Return all of the data exactly as written, without the pictures.
** Start Data **
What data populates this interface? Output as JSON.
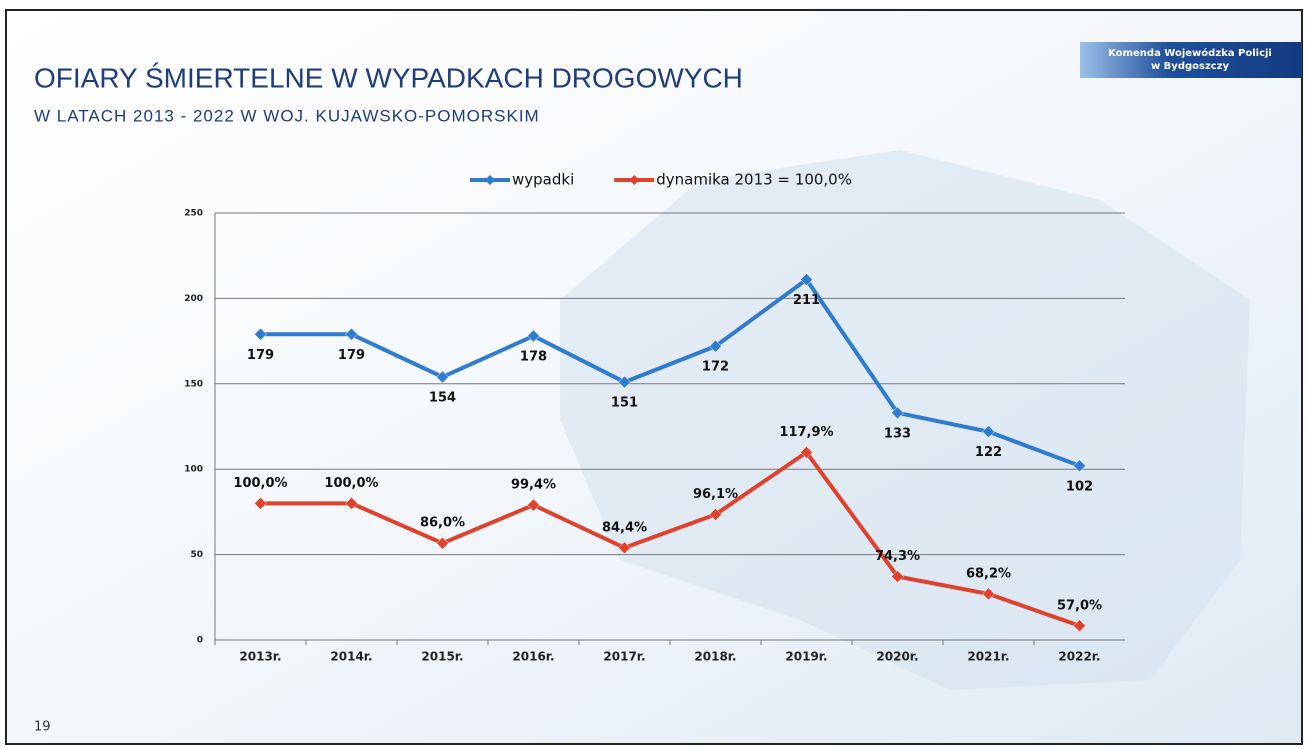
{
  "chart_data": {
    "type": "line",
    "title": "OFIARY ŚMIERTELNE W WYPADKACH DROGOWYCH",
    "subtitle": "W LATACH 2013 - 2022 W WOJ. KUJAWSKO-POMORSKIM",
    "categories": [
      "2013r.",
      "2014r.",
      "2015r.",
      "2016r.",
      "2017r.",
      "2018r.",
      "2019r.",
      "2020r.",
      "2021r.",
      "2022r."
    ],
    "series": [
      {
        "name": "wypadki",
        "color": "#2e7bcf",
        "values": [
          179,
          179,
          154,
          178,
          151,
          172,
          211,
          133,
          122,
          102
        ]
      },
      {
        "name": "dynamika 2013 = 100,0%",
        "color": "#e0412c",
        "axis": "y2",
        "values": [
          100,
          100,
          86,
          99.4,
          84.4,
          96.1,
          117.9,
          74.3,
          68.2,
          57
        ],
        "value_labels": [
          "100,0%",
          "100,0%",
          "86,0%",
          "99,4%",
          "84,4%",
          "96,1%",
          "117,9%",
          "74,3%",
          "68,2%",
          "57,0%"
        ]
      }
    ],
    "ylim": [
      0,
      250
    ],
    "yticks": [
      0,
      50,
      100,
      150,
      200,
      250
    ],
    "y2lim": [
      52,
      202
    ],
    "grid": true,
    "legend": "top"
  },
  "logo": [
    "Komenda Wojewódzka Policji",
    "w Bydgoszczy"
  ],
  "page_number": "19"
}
** End Data **
Complete output –
What data populates this interface? Output as JSON.
{
  "chart_data": {
    "type": "line",
    "title": "OFIARY ŚMIERTELNE W WYPADKACH DROGOWYCH",
    "subtitle": "W LATACH 2013 - 2022 W WOJ. KUJAWSKO-POMORSKIM",
    "categories": [
      "2013r.",
      "2014r.",
      "2015r.",
      "2016r.",
      "2017r.",
      "2018r.",
      "2019r.",
      "2020r.",
      "2021r.",
      "2022r."
    ],
    "series": [
      {
        "name": "wypadki",
        "color": "#2e7bcf",
        "values": [
          179,
          179,
          154,
          178,
          151,
          172,
          211,
          133,
          122,
          102
        ]
      },
      {
        "name": "dynamika 2013 = 100,0%",
        "color": "#e0412c",
        "axis": "y2",
        "values": [
          100,
          100,
          86,
          99.4,
          84.4,
          96.1,
          117.9,
          74.3,
          68.2,
          57
        ],
        "value_labels": [
          "100,0%",
          "100,0%",
          "86,0%",
          "99,4%",
          "84,4%",
          "96,1%",
          "117,9%",
          "74,3%",
          "68,2%",
          "57,0%"
        ]
      }
    ],
    "ylim": [
      0,
      250
    ],
    "yticks": [
      0,
      50,
      100,
      150,
      200,
      250
    ],
    "y2lim": [
      52,
      202
    ],
    "grid": true,
    "legend": "top"
  },
  "logo": [
    "Komenda Wojewódzka Policji",
    "w Bydgoszczy"
  ],
  "page_number": "19"
}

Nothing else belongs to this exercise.